Element box rows:
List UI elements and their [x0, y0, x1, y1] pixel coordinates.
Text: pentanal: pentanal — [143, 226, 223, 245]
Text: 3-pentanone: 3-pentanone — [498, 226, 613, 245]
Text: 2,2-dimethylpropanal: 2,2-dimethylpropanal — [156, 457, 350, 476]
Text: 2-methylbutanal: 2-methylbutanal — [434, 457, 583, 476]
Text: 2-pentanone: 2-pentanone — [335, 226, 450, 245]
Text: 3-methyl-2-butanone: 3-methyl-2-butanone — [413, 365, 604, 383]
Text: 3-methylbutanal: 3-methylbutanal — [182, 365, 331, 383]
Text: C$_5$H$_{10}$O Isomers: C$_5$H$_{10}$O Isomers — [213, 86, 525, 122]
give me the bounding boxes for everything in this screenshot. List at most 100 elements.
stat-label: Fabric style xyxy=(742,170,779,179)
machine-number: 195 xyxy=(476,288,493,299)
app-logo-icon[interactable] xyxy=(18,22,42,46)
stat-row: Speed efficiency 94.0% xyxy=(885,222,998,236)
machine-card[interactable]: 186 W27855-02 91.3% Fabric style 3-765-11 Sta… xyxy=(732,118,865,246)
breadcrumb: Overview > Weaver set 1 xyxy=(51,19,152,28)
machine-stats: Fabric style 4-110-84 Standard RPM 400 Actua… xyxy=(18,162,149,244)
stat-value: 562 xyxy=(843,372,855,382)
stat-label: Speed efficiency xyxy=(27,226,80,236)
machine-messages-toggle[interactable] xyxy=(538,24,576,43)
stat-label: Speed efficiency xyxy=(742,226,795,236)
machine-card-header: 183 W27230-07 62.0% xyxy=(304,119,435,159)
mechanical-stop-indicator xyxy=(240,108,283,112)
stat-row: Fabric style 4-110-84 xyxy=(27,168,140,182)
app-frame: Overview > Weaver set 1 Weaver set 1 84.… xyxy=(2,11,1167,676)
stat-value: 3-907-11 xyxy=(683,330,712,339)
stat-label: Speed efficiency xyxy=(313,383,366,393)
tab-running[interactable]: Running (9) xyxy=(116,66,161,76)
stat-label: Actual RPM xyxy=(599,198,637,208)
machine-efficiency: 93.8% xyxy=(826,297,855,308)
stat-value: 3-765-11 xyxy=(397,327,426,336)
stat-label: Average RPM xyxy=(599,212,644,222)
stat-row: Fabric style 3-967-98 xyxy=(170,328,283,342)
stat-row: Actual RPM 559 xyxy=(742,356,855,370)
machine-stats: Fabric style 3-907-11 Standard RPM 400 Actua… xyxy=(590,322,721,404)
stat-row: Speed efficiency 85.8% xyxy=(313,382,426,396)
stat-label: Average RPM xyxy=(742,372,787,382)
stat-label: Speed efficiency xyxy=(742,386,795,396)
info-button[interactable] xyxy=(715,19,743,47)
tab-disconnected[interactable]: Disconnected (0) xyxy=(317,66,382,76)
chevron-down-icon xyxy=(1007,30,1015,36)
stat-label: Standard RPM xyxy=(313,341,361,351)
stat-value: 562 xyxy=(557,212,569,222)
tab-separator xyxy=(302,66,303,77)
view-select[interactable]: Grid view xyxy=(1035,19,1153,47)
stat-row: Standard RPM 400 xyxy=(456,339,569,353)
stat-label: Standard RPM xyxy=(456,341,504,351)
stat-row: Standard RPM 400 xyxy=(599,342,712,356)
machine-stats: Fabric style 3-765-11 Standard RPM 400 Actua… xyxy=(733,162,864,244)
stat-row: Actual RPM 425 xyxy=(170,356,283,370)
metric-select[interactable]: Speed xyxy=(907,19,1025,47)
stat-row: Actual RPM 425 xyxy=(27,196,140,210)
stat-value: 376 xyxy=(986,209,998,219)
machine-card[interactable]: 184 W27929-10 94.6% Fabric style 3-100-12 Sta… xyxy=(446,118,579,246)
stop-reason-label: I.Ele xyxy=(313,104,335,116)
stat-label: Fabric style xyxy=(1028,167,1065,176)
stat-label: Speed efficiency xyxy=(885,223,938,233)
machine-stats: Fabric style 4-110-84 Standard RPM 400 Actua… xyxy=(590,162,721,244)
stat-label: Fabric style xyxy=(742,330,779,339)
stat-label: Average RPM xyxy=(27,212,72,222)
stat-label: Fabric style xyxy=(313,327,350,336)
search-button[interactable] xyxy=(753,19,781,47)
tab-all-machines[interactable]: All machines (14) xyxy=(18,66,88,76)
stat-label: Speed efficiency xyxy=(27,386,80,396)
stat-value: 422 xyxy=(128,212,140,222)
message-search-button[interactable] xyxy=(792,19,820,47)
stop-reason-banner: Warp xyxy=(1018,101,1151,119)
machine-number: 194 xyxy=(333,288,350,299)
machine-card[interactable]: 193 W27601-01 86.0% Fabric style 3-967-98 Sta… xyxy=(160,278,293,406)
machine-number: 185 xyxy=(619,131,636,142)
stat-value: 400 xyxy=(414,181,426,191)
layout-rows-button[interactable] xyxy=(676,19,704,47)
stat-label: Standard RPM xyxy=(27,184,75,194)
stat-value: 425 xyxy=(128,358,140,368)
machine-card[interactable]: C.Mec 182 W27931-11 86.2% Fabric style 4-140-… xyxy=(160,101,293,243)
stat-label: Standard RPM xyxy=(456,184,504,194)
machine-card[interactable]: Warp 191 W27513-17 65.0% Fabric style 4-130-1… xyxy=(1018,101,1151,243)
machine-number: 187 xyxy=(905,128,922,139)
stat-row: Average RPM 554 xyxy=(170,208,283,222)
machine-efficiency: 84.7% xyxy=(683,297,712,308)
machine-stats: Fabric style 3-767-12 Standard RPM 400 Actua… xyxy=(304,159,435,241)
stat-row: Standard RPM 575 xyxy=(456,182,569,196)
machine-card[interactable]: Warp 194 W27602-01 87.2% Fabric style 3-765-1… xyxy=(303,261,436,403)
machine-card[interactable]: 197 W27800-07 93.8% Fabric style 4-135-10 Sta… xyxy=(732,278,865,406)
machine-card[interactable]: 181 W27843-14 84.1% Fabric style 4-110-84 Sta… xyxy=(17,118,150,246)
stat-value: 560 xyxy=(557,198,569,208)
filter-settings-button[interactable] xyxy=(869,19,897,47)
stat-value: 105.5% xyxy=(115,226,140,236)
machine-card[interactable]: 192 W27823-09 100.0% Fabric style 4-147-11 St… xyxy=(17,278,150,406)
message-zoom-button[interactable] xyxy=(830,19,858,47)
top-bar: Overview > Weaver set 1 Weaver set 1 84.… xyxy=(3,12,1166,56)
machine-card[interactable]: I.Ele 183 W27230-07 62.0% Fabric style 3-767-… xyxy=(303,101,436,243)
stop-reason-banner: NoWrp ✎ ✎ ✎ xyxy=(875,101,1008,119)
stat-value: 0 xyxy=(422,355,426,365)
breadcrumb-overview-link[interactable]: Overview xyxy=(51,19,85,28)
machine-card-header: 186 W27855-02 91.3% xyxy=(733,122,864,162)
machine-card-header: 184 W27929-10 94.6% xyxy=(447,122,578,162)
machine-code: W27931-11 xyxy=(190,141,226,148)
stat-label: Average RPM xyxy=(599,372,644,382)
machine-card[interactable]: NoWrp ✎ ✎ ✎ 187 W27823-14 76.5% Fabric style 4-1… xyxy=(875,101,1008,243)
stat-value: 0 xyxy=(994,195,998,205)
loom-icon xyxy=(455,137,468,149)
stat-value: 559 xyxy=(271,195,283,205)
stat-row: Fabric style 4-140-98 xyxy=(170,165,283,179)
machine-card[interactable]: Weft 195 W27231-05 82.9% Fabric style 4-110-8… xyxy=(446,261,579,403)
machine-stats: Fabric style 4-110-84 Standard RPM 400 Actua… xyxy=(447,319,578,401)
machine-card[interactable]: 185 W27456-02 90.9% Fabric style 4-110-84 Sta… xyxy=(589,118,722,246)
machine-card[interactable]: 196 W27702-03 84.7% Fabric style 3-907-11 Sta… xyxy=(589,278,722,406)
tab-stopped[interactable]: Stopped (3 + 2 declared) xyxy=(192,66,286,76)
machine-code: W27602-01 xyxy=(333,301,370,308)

■ Aim: Can you copy the rows out word for word, from the very first one through the line that contains "stat-value: 3-907-11 xyxy=(683,330,712,339)"?

■ Written answer:
List UI elements and their [x0, y0, x1, y1] pixel coordinates.
Text: pentanal: pentanal — [143, 226, 223, 245]
Text: 3-pentanone: 3-pentanone — [498, 226, 613, 245]
Text: 2,2-dimethylpropanal: 2,2-dimethylpropanal — [156, 457, 350, 476]
Text: 2-methylbutanal: 2-methylbutanal — [434, 457, 583, 476]
Text: 2-pentanone: 2-pentanone — [335, 226, 450, 245]
Text: 3-methyl-2-butanone: 3-methyl-2-butanone — [413, 365, 604, 383]
Text: 3-methylbutanal: 3-methylbutanal — [182, 365, 331, 383]
Text: C$_5$H$_{10}$O Isomers: C$_5$H$_{10}$O Isomers — [213, 86, 525, 122]
give me the bounding boxes for everything in this screenshot. List at most 100 elements.
stat-label: Fabric style xyxy=(742,170,779,179)
machine-number: 195 xyxy=(476,288,493,299)
app-logo-icon[interactable] xyxy=(18,22,42,46)
stat-row: Speed efficiency 94.0% xyxy=(885,222,998,236)
machine-card[interactable]: 186 W27855-02 91.3% Fabric style 3-765-11 Sta… xyxy=(732,118,865,246)
breadcrumb: Overview > Weaver set 1 xyxy=(51,19,152,28)
machine-stats: Fabric style 4-110-84 Standard RPM 400 Actua… xyxy=(18,162,149,244)
stat-value: 562 xyxy=(843,372,855,382)
stat-label: Speed efficiency xyxy=(27,226,80,236)
machine-messages-toggle[interactable] xyxy=(538,24,576,43)
stat-label: Speed efficiency xyxy=(742,226,795,236)
machine-card-header: 183 W27230-07 62.0% xyxy=(304,119,435,159)
mechanical-stop-indicator xyxy=(240,108,283,112)
stat-row: Fabric style 4-110-84 xyxy=(27,168,140,182)
app-frame: Overview > Weaver set 1 Weaver set 1 84.… xyxy=(2,11,1167,676)
stat-value: 3-907-11 xyxy=(683,330,712,339)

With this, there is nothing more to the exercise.